Data records
'''

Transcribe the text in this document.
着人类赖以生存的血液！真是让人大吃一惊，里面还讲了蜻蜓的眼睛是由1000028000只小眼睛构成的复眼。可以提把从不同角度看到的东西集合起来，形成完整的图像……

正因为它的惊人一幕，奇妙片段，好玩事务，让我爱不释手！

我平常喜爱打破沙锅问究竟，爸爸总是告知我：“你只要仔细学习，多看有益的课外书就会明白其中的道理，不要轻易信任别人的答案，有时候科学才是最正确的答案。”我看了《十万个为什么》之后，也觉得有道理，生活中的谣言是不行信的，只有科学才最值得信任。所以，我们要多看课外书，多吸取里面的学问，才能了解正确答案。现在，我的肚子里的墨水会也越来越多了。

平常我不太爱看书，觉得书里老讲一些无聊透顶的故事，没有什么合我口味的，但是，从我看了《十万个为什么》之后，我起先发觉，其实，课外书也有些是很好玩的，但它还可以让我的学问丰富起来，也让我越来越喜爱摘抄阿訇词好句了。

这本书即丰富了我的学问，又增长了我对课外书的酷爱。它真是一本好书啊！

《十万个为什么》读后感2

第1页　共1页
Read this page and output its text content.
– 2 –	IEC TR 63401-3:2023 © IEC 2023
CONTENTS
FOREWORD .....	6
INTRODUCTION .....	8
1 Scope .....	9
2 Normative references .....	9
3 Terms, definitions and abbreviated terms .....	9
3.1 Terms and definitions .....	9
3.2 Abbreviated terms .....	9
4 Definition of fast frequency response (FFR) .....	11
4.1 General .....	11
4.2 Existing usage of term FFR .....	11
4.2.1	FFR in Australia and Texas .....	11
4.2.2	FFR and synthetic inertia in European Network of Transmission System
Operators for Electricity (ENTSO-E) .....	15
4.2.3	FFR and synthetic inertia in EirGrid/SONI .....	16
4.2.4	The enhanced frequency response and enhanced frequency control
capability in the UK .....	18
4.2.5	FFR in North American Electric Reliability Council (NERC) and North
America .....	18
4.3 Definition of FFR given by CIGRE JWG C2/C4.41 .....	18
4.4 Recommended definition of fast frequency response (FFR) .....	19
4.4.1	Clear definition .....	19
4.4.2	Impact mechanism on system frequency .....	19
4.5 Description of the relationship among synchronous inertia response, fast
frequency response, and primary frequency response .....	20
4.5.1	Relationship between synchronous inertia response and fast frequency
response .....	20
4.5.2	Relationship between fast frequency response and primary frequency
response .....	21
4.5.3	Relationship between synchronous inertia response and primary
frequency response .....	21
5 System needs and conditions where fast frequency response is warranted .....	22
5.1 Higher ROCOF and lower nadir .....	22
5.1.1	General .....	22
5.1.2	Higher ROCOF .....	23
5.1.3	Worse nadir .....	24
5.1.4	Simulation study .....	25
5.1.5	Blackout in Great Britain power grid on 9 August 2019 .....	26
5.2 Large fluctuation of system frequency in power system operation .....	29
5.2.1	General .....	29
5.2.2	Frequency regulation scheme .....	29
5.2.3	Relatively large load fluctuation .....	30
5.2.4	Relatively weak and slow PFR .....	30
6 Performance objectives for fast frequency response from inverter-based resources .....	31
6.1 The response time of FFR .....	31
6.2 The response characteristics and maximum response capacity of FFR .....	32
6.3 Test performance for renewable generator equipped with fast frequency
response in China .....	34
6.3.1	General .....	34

'''

> **DIRECTIONS**: Go through the lines above. Select every one that has the string "between".

> **SOLUTION TO THIS TASK**:
4.5.1	Relationship between synchronous inertia response and fast frequency
4.5.2	Relationship between fast frequency response and primary frequency
4.5.3	Relationship between synchronous inertia response and primary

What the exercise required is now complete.